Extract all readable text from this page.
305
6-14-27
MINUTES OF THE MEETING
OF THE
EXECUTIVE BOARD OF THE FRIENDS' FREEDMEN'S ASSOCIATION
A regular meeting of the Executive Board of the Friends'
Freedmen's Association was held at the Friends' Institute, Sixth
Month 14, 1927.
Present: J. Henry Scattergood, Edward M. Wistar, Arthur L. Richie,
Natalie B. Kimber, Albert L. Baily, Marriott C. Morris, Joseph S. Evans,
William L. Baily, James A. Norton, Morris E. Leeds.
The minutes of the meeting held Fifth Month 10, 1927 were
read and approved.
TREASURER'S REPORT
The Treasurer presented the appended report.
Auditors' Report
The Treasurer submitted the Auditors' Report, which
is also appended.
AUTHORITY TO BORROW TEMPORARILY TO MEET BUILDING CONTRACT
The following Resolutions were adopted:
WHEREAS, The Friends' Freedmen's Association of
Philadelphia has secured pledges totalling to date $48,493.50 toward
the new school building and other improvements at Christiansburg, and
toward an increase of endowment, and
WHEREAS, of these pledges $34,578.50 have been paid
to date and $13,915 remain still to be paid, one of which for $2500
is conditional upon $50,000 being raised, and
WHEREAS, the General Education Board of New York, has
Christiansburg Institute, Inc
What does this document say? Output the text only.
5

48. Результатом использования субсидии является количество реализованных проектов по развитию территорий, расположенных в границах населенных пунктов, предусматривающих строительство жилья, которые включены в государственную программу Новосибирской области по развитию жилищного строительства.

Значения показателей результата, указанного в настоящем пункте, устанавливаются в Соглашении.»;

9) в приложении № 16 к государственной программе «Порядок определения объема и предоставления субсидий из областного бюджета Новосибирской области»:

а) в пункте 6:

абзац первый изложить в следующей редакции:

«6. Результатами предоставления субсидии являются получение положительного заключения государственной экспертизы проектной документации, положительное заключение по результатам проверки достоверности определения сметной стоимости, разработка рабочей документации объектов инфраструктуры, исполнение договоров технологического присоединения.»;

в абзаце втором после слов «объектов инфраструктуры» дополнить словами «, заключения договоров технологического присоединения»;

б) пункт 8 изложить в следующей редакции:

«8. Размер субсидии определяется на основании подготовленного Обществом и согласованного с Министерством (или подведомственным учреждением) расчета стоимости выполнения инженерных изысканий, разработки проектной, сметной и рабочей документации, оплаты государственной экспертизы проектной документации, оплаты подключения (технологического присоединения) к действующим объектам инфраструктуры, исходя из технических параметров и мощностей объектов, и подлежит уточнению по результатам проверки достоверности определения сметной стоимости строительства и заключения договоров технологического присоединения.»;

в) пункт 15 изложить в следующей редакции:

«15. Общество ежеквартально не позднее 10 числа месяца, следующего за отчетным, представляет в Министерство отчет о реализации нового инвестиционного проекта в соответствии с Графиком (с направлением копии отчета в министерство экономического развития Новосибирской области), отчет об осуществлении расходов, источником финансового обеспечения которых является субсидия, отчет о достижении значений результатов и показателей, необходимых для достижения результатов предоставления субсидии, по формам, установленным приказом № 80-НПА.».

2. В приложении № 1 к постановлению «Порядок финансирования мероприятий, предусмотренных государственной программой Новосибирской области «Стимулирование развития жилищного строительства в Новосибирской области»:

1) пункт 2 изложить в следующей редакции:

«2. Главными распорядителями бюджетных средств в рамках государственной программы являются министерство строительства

**WRITTEN EXERCISE:**
Only a number is wanted: how many lines contain the word "приложении"?

**WORKED SOLUTION:**
2